— Task objective —
For each line of the data below that holds "source", copy the line.

::::::::

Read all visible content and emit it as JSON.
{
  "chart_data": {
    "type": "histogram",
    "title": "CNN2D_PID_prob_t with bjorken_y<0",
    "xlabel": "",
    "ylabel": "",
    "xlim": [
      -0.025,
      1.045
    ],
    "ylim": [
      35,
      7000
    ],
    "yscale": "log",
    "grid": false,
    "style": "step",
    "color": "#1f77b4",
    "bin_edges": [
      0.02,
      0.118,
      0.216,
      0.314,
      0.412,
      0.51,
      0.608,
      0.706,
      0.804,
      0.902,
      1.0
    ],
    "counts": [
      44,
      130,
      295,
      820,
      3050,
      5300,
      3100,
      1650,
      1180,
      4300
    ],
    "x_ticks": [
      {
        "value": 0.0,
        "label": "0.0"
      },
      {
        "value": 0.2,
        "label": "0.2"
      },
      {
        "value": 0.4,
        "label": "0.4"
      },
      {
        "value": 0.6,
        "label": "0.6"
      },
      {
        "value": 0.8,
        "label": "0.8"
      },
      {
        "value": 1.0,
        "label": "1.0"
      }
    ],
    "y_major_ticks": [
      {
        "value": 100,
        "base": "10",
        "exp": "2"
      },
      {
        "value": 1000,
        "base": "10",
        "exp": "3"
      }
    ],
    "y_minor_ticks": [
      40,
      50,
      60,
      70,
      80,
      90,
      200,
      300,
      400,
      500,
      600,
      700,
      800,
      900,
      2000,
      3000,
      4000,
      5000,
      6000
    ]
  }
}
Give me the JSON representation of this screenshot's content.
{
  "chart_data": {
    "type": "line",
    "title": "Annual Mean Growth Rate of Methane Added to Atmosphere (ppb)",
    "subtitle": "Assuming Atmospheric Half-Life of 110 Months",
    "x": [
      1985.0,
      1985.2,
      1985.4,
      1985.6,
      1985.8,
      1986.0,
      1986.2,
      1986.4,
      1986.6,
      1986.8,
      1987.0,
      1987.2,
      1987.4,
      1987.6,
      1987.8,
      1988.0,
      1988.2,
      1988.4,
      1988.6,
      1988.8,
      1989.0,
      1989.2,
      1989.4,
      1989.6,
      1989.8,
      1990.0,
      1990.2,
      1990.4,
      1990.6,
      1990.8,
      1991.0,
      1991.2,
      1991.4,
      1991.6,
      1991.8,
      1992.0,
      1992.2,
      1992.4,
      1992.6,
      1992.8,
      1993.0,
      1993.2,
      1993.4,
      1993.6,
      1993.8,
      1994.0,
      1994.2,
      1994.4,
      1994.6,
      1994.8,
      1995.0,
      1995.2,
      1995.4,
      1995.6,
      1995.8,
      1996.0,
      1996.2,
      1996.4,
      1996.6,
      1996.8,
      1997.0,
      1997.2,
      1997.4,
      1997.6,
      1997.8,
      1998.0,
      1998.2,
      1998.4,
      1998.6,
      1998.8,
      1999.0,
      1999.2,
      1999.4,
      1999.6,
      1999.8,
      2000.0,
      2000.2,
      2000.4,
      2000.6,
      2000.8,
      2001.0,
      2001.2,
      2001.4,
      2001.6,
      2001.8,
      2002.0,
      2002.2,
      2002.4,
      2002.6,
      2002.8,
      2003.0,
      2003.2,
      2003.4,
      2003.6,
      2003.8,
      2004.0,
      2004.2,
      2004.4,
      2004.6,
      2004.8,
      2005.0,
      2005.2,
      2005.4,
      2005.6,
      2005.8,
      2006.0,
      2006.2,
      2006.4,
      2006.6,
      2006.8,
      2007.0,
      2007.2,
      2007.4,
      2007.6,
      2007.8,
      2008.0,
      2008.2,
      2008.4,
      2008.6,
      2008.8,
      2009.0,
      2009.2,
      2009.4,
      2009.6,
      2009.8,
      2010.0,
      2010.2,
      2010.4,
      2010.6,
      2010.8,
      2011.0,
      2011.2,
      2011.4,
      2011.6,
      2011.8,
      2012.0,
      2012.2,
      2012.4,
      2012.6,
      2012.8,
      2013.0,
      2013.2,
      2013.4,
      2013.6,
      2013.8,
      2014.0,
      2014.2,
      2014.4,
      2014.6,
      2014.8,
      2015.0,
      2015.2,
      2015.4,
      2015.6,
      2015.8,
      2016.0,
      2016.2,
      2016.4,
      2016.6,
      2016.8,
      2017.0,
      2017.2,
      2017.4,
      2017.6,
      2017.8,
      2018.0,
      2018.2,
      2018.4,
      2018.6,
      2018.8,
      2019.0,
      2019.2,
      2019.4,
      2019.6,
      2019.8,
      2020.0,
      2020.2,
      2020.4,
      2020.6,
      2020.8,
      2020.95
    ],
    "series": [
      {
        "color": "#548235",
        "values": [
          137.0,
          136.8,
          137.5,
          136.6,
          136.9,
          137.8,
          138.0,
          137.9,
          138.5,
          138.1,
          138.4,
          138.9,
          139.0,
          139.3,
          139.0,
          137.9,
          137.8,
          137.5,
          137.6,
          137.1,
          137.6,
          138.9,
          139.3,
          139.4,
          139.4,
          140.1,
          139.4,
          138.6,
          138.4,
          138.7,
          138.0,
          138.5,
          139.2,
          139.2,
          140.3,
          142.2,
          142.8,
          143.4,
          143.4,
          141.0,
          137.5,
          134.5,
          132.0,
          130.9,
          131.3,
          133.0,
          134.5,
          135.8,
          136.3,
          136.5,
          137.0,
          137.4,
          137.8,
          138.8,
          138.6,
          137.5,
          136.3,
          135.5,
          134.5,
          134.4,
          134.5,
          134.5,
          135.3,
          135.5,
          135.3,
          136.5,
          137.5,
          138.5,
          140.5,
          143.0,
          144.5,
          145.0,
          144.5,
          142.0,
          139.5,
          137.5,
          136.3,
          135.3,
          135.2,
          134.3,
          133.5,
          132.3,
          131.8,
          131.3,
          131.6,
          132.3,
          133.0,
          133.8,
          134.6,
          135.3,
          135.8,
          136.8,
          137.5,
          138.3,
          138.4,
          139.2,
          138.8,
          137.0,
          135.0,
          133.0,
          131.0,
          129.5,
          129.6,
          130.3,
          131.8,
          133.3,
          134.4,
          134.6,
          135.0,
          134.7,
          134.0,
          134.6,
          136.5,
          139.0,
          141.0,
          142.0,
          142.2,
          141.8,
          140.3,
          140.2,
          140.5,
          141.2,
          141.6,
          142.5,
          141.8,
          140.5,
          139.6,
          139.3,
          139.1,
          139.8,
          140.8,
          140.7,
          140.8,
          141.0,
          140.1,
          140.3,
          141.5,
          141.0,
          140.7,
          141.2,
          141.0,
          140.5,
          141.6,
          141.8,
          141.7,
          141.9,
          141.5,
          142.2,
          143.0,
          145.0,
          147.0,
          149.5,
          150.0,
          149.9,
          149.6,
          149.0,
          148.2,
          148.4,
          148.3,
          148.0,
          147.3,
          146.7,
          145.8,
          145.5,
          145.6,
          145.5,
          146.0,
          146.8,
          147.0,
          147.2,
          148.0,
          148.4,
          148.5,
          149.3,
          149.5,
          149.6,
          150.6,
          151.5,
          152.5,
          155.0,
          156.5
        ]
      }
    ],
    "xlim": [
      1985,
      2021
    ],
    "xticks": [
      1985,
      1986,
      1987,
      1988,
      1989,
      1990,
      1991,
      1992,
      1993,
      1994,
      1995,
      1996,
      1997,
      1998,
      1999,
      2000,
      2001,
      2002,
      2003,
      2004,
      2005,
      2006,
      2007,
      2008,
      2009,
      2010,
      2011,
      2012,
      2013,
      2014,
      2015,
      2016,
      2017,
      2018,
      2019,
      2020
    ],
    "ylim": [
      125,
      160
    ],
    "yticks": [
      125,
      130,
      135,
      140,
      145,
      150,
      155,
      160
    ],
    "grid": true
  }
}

::::::::

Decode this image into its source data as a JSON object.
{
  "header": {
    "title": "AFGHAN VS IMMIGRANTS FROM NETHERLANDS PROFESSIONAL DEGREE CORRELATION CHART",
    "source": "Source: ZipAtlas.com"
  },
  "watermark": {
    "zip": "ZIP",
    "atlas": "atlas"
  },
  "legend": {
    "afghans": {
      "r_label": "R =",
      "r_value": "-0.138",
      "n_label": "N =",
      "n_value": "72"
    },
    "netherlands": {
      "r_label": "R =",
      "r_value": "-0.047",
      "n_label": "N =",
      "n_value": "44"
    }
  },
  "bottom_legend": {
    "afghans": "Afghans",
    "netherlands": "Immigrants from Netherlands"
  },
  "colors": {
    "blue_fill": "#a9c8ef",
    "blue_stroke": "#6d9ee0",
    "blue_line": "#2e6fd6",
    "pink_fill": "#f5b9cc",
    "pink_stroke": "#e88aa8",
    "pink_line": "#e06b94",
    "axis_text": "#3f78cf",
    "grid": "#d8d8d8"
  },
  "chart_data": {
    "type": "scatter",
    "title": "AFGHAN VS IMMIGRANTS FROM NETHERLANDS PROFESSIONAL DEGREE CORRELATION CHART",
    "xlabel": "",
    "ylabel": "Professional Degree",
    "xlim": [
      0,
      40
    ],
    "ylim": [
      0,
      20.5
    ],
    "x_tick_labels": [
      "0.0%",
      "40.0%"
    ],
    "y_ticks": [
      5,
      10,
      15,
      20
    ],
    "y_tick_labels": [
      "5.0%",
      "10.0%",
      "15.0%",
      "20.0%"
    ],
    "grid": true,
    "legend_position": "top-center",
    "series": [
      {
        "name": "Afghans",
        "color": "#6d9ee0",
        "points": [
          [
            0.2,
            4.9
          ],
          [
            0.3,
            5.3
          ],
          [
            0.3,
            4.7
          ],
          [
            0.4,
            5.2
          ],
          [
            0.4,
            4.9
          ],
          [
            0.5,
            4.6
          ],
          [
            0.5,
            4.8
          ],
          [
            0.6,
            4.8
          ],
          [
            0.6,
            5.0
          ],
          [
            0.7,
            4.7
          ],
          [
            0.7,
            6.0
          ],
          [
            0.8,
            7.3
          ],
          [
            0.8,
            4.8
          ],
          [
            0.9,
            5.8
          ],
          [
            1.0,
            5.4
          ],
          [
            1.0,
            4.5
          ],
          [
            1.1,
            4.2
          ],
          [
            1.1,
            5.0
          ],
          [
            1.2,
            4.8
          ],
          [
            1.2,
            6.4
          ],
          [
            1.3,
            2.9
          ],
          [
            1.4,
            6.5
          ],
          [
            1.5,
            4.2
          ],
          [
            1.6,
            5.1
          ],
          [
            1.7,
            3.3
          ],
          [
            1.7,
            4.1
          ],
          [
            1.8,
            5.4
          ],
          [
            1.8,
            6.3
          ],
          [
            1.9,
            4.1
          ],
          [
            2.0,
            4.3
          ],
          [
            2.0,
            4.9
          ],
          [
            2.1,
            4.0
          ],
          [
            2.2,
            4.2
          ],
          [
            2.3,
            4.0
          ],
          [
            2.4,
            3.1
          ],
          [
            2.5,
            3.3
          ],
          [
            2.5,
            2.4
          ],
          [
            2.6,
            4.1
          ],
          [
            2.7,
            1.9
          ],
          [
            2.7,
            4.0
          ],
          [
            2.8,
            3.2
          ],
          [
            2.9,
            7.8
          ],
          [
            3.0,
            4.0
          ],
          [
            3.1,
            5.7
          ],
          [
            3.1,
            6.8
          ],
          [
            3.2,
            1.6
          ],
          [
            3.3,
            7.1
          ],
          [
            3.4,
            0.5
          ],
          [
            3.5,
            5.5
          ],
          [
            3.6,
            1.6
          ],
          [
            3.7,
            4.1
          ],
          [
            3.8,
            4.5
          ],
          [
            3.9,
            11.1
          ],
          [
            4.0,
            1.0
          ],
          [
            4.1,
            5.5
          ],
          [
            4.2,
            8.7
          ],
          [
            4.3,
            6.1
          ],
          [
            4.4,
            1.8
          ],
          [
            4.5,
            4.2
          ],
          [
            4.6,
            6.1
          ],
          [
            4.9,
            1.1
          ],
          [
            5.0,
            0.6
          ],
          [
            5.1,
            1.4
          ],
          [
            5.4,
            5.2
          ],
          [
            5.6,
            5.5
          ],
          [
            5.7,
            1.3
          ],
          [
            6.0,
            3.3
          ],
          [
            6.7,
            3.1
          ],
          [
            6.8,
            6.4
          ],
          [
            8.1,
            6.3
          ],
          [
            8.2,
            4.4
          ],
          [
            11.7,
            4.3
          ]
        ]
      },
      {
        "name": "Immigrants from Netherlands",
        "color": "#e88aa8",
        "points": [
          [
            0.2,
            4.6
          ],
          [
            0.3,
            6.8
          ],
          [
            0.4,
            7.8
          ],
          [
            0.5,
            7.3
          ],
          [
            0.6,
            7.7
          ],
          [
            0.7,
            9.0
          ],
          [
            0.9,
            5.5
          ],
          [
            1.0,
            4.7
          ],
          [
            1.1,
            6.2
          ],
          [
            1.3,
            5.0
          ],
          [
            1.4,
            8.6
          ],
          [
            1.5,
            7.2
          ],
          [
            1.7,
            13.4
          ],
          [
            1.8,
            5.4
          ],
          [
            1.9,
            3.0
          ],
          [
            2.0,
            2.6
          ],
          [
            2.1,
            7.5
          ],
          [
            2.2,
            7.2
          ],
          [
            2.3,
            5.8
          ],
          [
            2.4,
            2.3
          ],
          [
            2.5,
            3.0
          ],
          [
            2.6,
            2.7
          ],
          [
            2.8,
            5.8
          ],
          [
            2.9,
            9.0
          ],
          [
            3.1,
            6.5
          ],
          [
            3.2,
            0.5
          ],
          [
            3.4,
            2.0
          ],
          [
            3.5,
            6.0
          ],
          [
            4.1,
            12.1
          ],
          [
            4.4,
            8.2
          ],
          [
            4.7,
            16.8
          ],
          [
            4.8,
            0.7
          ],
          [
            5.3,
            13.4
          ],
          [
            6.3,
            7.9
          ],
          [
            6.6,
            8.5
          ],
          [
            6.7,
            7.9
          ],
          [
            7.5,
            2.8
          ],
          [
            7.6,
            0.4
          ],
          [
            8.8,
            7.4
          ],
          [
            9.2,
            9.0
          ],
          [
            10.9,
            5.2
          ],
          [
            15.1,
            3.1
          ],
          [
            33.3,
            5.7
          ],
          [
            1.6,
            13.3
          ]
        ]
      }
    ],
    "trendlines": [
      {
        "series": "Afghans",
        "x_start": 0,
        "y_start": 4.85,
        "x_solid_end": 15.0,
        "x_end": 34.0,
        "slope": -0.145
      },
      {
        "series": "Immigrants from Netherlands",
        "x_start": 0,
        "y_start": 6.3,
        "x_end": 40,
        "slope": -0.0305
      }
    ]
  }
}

::::::::

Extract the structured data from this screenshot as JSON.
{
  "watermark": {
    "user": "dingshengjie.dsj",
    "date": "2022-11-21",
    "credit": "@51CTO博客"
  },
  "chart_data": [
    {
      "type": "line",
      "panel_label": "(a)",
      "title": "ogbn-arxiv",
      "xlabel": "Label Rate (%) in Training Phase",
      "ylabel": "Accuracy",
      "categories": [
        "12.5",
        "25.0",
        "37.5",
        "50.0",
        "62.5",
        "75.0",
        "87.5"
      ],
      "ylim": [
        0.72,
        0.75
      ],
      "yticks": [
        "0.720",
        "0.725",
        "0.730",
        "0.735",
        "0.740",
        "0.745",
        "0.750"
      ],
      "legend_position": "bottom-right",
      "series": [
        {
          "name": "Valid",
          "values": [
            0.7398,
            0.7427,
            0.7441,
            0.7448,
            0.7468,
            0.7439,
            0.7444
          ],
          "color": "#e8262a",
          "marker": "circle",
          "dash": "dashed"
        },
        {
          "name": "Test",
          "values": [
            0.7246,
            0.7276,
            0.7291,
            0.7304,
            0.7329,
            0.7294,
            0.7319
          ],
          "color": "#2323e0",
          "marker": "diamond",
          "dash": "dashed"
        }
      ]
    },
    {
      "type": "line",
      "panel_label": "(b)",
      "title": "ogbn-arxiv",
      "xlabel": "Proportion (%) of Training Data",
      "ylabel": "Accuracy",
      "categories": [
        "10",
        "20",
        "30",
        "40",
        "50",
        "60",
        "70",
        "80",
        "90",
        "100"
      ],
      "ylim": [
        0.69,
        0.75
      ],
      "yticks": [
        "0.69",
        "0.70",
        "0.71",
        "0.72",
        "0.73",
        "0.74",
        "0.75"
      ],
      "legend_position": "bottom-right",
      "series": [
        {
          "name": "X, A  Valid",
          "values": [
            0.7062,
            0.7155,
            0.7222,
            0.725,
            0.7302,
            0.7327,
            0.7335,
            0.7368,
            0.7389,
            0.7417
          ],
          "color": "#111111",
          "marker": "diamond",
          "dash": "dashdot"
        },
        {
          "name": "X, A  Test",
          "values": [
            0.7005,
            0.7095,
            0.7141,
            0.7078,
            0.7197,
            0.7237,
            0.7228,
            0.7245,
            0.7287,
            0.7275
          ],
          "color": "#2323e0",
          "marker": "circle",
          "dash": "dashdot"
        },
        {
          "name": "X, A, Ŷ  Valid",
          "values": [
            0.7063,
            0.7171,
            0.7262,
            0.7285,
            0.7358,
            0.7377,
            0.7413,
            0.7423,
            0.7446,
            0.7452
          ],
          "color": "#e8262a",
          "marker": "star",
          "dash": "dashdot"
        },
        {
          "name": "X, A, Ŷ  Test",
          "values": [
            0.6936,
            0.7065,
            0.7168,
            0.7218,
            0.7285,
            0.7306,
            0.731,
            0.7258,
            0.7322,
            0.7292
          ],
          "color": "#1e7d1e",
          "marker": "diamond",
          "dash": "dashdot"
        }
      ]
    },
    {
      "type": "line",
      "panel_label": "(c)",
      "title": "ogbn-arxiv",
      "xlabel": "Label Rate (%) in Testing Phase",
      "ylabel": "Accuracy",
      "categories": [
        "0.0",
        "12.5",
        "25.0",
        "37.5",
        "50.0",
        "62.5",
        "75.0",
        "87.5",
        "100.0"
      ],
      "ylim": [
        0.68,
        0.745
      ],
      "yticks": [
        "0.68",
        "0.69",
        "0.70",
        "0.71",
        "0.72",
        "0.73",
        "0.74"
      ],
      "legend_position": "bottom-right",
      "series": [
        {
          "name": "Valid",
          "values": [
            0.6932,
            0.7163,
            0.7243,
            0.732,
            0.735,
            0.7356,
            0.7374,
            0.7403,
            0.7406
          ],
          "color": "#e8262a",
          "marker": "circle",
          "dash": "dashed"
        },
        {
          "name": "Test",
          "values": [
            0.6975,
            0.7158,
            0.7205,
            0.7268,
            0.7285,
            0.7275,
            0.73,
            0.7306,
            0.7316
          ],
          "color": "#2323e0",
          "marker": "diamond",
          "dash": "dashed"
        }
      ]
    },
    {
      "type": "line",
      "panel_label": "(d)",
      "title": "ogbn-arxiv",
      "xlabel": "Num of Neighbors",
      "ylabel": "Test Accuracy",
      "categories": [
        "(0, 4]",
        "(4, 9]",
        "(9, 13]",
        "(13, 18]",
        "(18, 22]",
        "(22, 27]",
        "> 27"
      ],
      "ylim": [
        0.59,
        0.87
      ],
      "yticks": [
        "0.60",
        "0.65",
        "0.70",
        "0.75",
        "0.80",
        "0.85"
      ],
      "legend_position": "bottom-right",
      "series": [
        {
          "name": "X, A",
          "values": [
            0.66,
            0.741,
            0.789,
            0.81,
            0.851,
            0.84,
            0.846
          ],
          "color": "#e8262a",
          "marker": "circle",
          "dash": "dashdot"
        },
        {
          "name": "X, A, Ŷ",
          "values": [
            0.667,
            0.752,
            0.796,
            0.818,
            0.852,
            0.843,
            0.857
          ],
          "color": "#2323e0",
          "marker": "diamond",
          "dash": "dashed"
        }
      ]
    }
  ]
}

::::::::

— Finished exercise —
Decode this image into its source data as a JSON object.
    "source": "Source: ZipAtlas.com"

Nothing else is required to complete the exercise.